— START —
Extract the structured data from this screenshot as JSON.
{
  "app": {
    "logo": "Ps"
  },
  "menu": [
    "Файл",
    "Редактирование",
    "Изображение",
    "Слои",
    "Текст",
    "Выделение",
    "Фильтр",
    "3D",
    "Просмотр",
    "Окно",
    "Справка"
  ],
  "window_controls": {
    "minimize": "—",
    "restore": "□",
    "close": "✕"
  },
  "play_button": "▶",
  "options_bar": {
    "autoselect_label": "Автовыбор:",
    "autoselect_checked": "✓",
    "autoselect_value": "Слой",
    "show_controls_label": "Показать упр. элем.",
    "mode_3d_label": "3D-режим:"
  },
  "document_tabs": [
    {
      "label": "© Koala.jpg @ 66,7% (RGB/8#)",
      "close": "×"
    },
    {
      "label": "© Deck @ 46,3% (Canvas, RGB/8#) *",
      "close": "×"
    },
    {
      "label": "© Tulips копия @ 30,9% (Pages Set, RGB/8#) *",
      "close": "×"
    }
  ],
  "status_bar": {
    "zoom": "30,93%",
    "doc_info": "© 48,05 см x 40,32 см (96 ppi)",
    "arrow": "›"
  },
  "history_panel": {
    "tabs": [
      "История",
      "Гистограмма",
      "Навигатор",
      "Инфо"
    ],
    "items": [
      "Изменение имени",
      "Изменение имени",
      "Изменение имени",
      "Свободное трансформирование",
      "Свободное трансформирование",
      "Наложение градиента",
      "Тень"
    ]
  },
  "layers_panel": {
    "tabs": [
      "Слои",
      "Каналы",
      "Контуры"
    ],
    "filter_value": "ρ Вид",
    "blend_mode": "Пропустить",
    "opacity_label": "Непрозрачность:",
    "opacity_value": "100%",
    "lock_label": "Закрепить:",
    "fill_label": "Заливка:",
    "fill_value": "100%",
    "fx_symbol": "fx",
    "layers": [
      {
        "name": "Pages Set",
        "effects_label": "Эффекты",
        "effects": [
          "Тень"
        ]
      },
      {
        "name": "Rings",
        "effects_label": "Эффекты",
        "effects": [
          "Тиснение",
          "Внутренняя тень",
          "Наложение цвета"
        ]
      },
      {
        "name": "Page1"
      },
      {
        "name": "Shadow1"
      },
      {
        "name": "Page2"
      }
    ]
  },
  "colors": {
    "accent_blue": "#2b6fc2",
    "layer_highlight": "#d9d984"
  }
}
— END —
• [WHAT TO DO]: Every record shown above should be written out again exactly.

• [REPLY TO THE TASK]:
Extract the structured data from this screenshot as JSON.
{
  "app": {
    "logo": "Ps"
  },
  "menu": [
    "Файл",
    "Редактирование",
    "Изображение",
    "Слои",
    "Текст",
    "Выделение",
    "Фильтр",
    "3D",
    "Просмотр",
    "Окно",
    "Справка"
  ],
  "window_controls": {
    "minimize": "—",
    "restore": "□",
    "close": "✕"
  },
  "play_button": "▶",
  "options_bar": {
    "autoselect_label": "Автовыбор:",
    "autoselect_checked": "✓",
    "autoselect_value": "Слой",
    "show_controls_label": "Показать упр. элем.",
    "mode_3d_label": "3D-режим:"
  },
  "document_tabs": [
    {
      "label": "© Koala.jpg @ 66,7% (RGB/8#)",
      "close": "×"
    },
    {
      "label": "© Deck @ 46,3% (Canvas, RGB/8#) *",
      "close": "×"
    },
    {
      "label": "© Tulips копия @ 30,9% (Pages Set, RGB/8#) *",
      "close": "×"
    }
  ],
  "status_bar": {
    "zoom": "30,93%",
    "doc_info": "© 48,05 см x 40,32 см (96 ppi)",
    "arrow": "›"
  },
  "history_panel": {
    "tabs": [
      "История",
      "Гистограмма",
      "Навигатор",
      "Инфо"
    ],
    "items": [
      "Изменение имени",
      "Изменение имени",
      "Изменение имени",
      "Свободное трансформирование",
      "Свободное трансформирование",
      "Наложение градиента",
      "Тень"
    ]
  },
  "layers_panel": {
    "tabs": [
      "Слои",
      "Каналы",
      "Контуры"
    ],
    "filter_value": "ρ Вид",
    "blend_mode": "Пропустить",
    "opacity_label": "Непрозрачность:",
    "opacity_value": "100%",
    "lock_label": "Закрепить:",
    "fill_label": "Заливка:",
    "fill_value": "100%",
    "fx_symbol": "fx",
    "layers": [
      {
        "name": "Pages Set",
        "effects_label": "Эффекты",
        "effects": [
          "Тень"
        ]
      },
      {
        "name": "Rings",
        "effects_label": "Эффекты",
        "effects": [
          "Тиснение",
          "Внутренняя тень",
          "Наложение цвета"
        ]
      },
      {
        "name": "Page1"
      },
      {
        "name": "Shadow1"
      },
      {
        "name": "Page2"
      }
    ]
  },
  "colors": {
    "accent_blue": "#2b6fc2",
    "layer_highlight": "#d9d984"
  }
}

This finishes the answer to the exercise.